§ **EXCERPTED RECORDS**
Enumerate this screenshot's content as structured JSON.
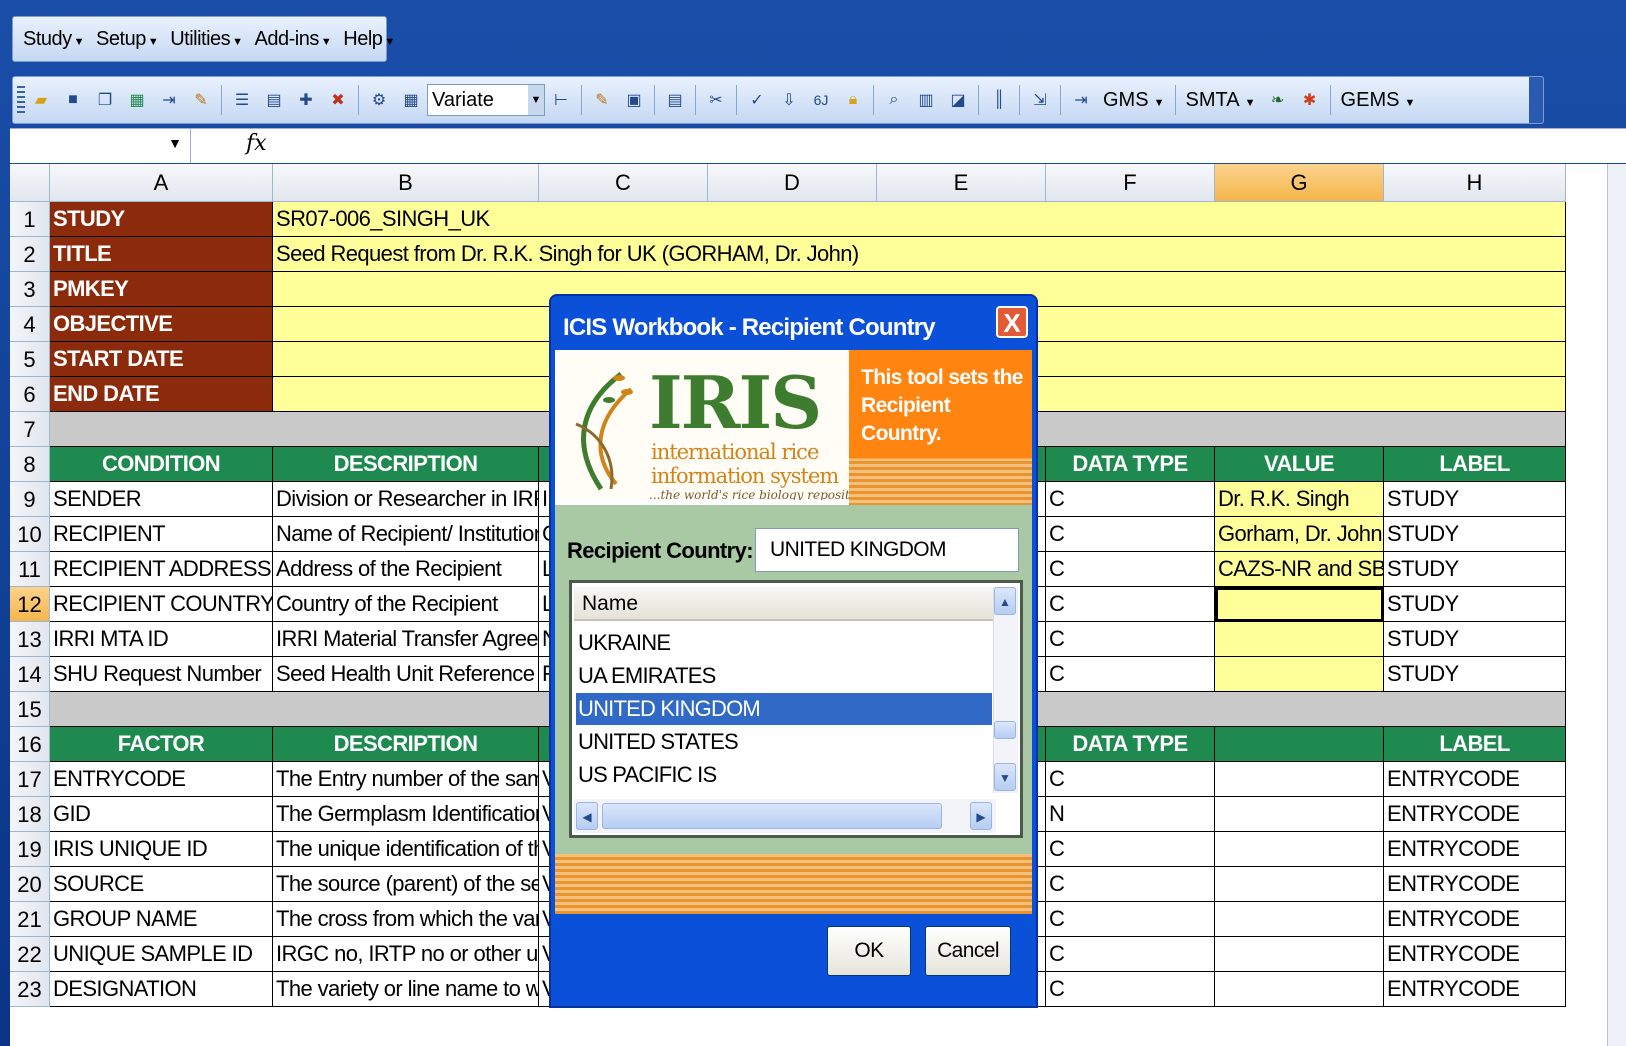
{
  "menubar": {
    "items": [
      "Study",
      "Setup",
      "Utilities",
      "Add-ins",
      "Help"
    ]
  },
  "toolbar": {
    "combo_value": "Variate",
    "gms_label": "GMS",
    "smta_label": "SMTA",
    "gems_label": "GEMS"
  },
  "formula": {
    "fx": "fx"
  },
  "columns": [
    "A",
    "B",
    "C",
    "D",
    "E",
    "F",
    "G",
    "H"
  ],
  "rows": {
    "1": {
      "a": "STUDY",
      "b": "SR07-006_SINGH_UK"
    },
    "2": {
      "a": "TITLE",
      "b": "Seed Request from Dr. R.K. Singh for UK (GORHAM, Dr. John)"
    },
    "3": {
      "a": "PMKEY"
    },
    "4": {
      "a": "OBJECTIVE"
    },
    "5": {
      "a": "START DATE"
    },
    "6": {
      "a": "END DATE"
    },
    "8": {
      "a": "CONDITION",
      "b": "DESCRIPTION",
      "f": "DATA TYPE",
      "g": "VALUE",
      "h": "LABEL"
    },
    "9": {
      "a": "SENDER",
      "b": "Division or Researcher in IRRI",
      "c": "I",
      "f": "C",
      "g": "Dr. R.K. Singh",
      "h": "STUDY"
    },
    "10": {
      "a": "RECIPIENT",
      "b": "Name of Recipient/ Institution",
      "c": "C",
      "f": "C",
      "g": "Gorham, Dr. John",
      "h": "STUDY"
    },
    "11": {
      "a": "RECIPIENT ADDRESS",
      "b": "Address of the Recipient",
      "c": "L",
      "f": "C",
      "g": "CAZS-NR and SBS,",
      "h": "STUDY"
    },
    "12": {
      "a": "RECIPIENT COUNTRY",
      "b": "Country of the Recipient",
      "c": "L",
      "f": "C",
      "g": "",
      "h": "STUDY"
    },
    "13": {
      "a": "IRRI MTA ID",
      "b": "IRRI Material Transfer Agreeme",
      "c": "N",
      "f": "C",
      "g": "",
      "h": "STUDY"
    },
    "14": {
      "a": "SHU Request Number",
      "b": "Seed Health Unit Reference Nu",
      "c": "F",
      "f": "C",
      "g": "",
      "h": "STUDY"
    },
    "16": {
      "a": "FACTOR",
      "b": "DESCRIPTION",
      "f": "DATA TYPE",
      "h": "LABEL"
    },
    "17": {
      "a": "ENTRYCODE",
      "b": "The Entry number of the sampl",
      "c": "V",
      "f": "C",
      "h": "ENTRYCODE"
    },
    "18": {
      "a": "GID",
      "b": "The Germplasm Identification d",
      "c": "V",
      "f": "N",
      "h": "ENTRYCODE"
    },
    "19": {
      "a": "IRIS UNIQUE ID",
      "b": "The unique identification of the",
      "c": "V",
      "f": "C",
      "h": "ENTRYCODE"
    },
    "20": {
      "a": "SOURCE",
      "b": "The source (parent) of the seed",
      "c": "V",
      "f": "C",
      "h": "ENTRYCODE"
    },
    "21": {
      "a": "GROUP NAME",
      "b": "The cross from which the variet",
      "c": "V",
      "f": "C",
      "h": "ENTRYCODE"
    },
    "22": {
      "a": "UNIQUE SAMPLE ID",
      "b": "IRGC no, IRTP no or other uniq",
      "c": "V",
      "f": "C",
      "h": "ENTRYCODE"
    },
    "23": {
      "a": "DESIGNATION",
      "b": "The variety or line name to whic",
      "c": "V",
      "f": "C",
      "h": "ENTRYCODE"
    }
  },
  "dialog": {
    "title": "ICIS Workbook - Recipient Country",
    "close": "X",
    "logo_text": "IRIS",
    "logo_line1": "international rice",
    "logo_line2": "information system",
    "logo_tagline": "...the world's rice biology repository",
    "info": "This tool sets the Recipient Country.",
    "field_label": "Recipient Country:",
    "field_value": "UNITED KINGDOM",
    "list_header": "Name",
    "list_items": [
      "UKRAINE",
      "UA EMIRATES",
      "UNITED KINGDOM",
      "UNITED STATES",
      "US PACIFIC IS"
    ],
    "selected_index": 2,
    "ok": "OK",
    "cancel": "Cancel"
  },
  "colors": {
    "brown": "#8b2b0b",
    "green": "#1e8a4f",
    "yellow": "#ffff99",
    "orange": "#ff8410",
    "dialog_blue": "#0a50d8",
    "selection": "#3169c6"
  }
}
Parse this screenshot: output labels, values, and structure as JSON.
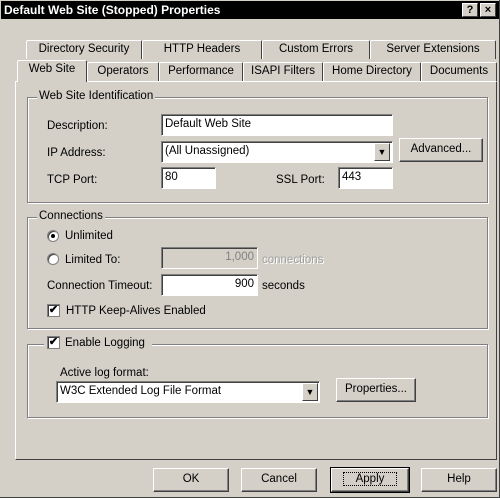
{
  "window": {
    "title": "Default Web Site (Stopped) Properties",
    "help_btn": "?",
    "close_btn": "×"
  },
  "tabs": {
    "row1": [
      "Directory Security",
      "HTTP Headers",
      "Custom Errors",
      "Server Extensions"
    ],
    "row2": [
      "Web Site",
      "Operators",
      "Performance",
      "ISAPI Filters",
      "Home Directory",
      "Documents"
    ],
    "active": "Web Site"
  },
  "identification": {
    "group_label": "Web Site Identification",
    "description_label": "Description:",
    "description_value": "Default Web Site",
    "ip_label": "IP Address:",
    "ip_value": "(All Unassigned)",
    "advanced_button": "Advanced...",
    "tcp_label": "TCP Port:",
    "tcp_value": "80",
    "ssl_label": "SSL Port:",
    "ssl_value": "443"
  },
  "connections": {
    "group_label": "Connections",
    "unlimited_label": "Unlimited",
    "limited_label": "Limited To:",
    "limited_value": "1,000",
    "limited_unit": "connections",
    "timeout_label": "Connection Timeout:",
    "timeout_value": "900",
    "timeout_unit": "seconds",
    "keepalive_label": "HTTP Keep-Alives Enabled",
    "unlimited_selected": true,
    "keepalive_checked": true
  },
  "logging": {
    "enable_label": "Enable Logging",
    "enabled": true,
    "format_label": "Active log format:",
    "format_value": "W3C Extended Log File Format",
    "properties_button": "Properties..."
  },
  "footer": {
    "ok": "OK",
    "cancel": "Cancel",
    "apply": "Apply",
    "help": "Help"
  },
  "icons": {
    "check": "✔",
    "dropdown": "▼"
  }
}
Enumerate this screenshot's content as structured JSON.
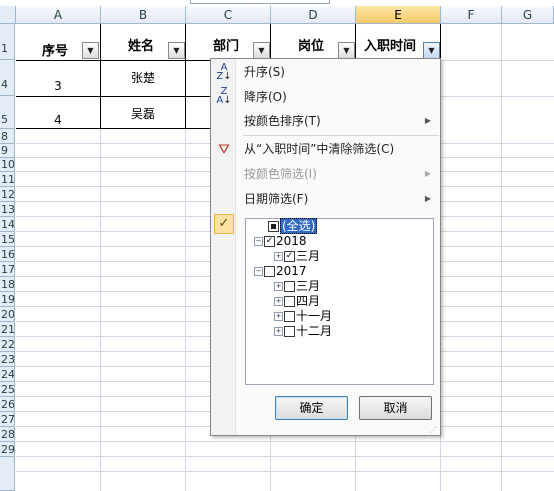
{
  "columns": [
    "A",
    "B",
    "C",
    "D",
    "E",
    "F",
    "G"
  ],
  "rows": [
    "1",
    "4",
    "5",
    "8",
    "9",
    "10",
    "11",
    "12",
    "13",
    "14",
    "15",
    "16",
    "17",
    "18",
    "19",
    "20",
    "21",
    "22",
    "23",
    "24",
    "25",
    "26",
    "27",
    "28",
    "29"
  ],
  "headers": {
    "a": "序号",
    "b": "姓名",
    "c": "部门",
    "d": "岗位",
    "e": "入职时间"
  },
  "data_rows": [
    {
      "a": "3",
      "b": "张楚"
    },
    {
      "a": "4",
      "b": "吴磊"
    }
  ],
  "menu": {
    "sort_asc": "升序(S)",
    "sort_desc": "降序(O)",
    "sort_by_color": "按颜色排序(T)",
    "clear_filter": "从“入职时间”中清除筛选(C)",
    "filter_by_color": "按颜色筛选(I)",
    "date_filter": "日期筛选(F)",
    "tree": {
      "select_all": "(全选)",
      "year_2018": "2018",
      "month_2018_mar": "三月",
      "year_2017": "2017",
      "months_2017": [
        "三月",
        "四月",
        "十一月",
        "十二月"
      ]
    },
    "ok": "确定",
    "cancel": "取消"
  },
  "colors": {
    "header_bg": "#e4ecf7",
    "active_header": "#f7c96b",
    "selection": "#316ac5",
    "menu_bg": "#fafafa"
  }
}
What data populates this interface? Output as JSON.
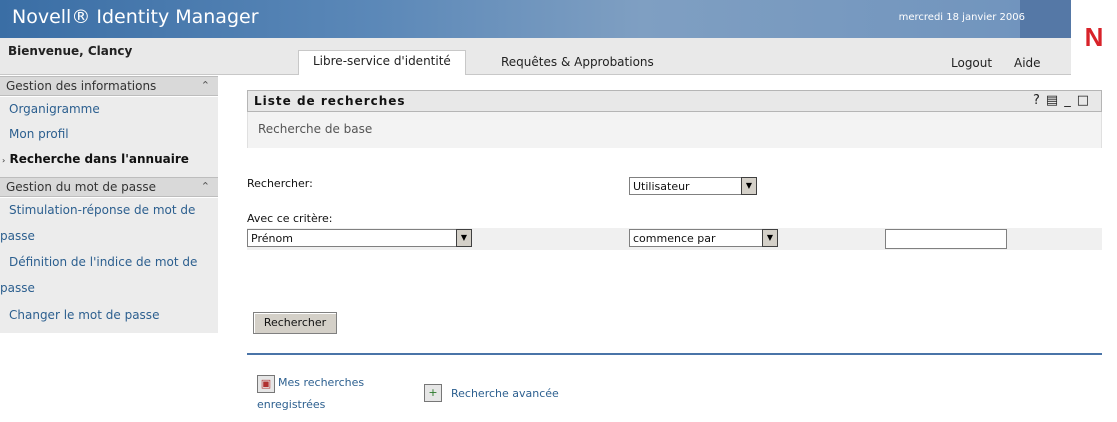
{
  "header": {
    "app_title": "Novell® Identity Manager",
    "date": "mercredi 18 janvier 2006",
    "logo_letter": "N"
  },
  "topbar": {
    "welcome": "Bienvenue, Clancy",
    "tabs": [
      {
        "label": "Libre-service d'identité",
        "active": true
      },
      {
        "label": "Requêtes & Approbations",
        "active": false
      }
    ],
    "logout": "Logout",
    "help": "Aide"
  },
  "sidebar": {
    "section1": {
      "title": "Gestion des informations",
      "items": [
        {
          "label": "Organigramme"
        },
        {
          "label": "Mon profil"
        },
        {
          "label": "Recherche dans l'annuaire",
          "current": true
        }
      ]
    },
    "section2": {
      "title": "Gestion du mot de passe",
      "items": [
        {
          "line1": "Stimulation-réponse de mot de",
          "line2": "passe"
        },
        {
          "line1": "Définition de l'indice de mot de",
          "line2": "passe"
        },
        {
          "line1": "Changer le mot de passe"
        }
      ]
    }
  },
  "panel": {
    "title": "Liste de recherches",
    "icons": [
      "help-icon",
      "print-icon",
      "minimize-icon",
      "maximize-icon"
    ],
    "subtitle": "Recherche de base",
    "search_label": "Rechercher:",
    "search_type": "Utilisateur",
    "criteria_label": "Avec ce critère:",
    "criteria_field": "Prénom",
    "criteria_operator": "commence par",
    "criteria_value": "",
    "search_button": "Rechercher",
    "saved_searches_line1": "Mes recherches",
    "saved_searches_line2": "enregistrées",
    "advanced_search": "Recherche avancée"
  },
  "colors": {
    "banner": "#3a6ea5",
    "link": "#2c5f8f",
    "divider": "#4a74a8",
    "logo": "#d8232a"
  }
}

§ **WHAT YOU HAVE TO DO**
Report back each line of the entries that holds the string "Directory".

§ **FINAL ANSWER**
      "Directory Security",
      "Home Directory",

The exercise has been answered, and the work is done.